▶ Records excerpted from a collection
--------------------------------------------------

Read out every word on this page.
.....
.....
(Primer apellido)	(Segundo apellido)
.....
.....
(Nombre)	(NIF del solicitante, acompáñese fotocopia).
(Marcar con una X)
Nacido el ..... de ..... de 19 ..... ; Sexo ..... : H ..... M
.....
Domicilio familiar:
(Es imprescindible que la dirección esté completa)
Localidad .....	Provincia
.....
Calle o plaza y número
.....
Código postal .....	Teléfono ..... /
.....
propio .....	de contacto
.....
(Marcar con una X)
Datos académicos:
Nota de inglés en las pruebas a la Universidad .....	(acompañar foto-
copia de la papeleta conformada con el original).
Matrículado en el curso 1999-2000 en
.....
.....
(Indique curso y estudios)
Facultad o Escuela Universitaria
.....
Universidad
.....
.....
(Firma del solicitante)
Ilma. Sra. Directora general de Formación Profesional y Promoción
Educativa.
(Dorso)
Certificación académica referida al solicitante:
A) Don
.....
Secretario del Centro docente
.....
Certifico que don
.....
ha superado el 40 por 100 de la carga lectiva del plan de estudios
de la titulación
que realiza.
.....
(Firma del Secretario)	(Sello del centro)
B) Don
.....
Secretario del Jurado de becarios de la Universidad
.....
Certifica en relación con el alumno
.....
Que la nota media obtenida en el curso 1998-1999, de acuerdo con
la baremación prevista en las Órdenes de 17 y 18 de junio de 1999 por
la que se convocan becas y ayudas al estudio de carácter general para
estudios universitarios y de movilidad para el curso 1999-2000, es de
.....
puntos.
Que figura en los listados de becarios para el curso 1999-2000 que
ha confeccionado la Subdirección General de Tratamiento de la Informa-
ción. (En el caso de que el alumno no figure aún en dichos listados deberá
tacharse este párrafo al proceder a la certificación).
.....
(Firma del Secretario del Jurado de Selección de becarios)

--------------------------------------------------

▶ WHAT TO PRODUCE
Transcribe each entry exactly.

▶ REPLY
Read out every word on this page.
.....
.....
(Primer apellido)	(Segundo apellido)
.....
.....
(Nombre)	(NIF del solicitante, acompáñese fotocopia).
(Marcar con una X)
Nacido el ..... de ..... de 19 ..... ; Sexo ..... : H ..... M
.....
Domicilio familiar:
(Es imprescindible que la dirección esté completa)
Localidad .....	Provincia
.....
Calle o plaza y número
.....
Código postal .....	Teléfono ..... /
.....
propio .....	de contacto
.....
(Marcar con una X)
Datos académicos:
Nota de inglés en las pruebas a la Universidad .....	(acompañar foto-
copia de la papeleta conformada con el original).
Matrículado en el curso 1999-2000 en
.....
.....
(Indique curso y estudios)
Facultad o Escuela Universitaria
.....
Universidad
.....
.....
(Firma del solicitante)
Ilma. Sra. Directora general de Formación Profesional y Promoción
Educativa.
(Dorso)
Certificación académica referida al solicitante:
A) Don
.....
Secretario del Centro docente
.....
Certifico que don
.....
ha superado el 40 por 100 de la carga lectiva del plan de estudios
de la titulación
que realiza.
.....
(Firma del Secretario)	(Sello del centro)
B) Don
.....
Secretario del Jurado de becarios de la Universidad
.....
Certifica en relación con el alumno
.....
Que la nota media obtenida en el curso 1998-1999, de acuerdo con
la baremación prevista en las Órdenes de 17 y 18 de junio de 1999 por
la que se convocan becas y ayudas al estudio de carácter general para
estudios universitarios y de movilidad para el curso 1999-2000, es de
.....
puntos.
Que figura en los listados de becarios para el curso 1999-2000 que
ha confeccionado la Subdirección General de Tratamiento de la Informa-
ción. (En el caso de que el alumno no figure aún en dichos listados deberá
tacharse este párrafo al proceder a la certificación).
.....
(Firma del Secretario del Jurado de Selección de becarios)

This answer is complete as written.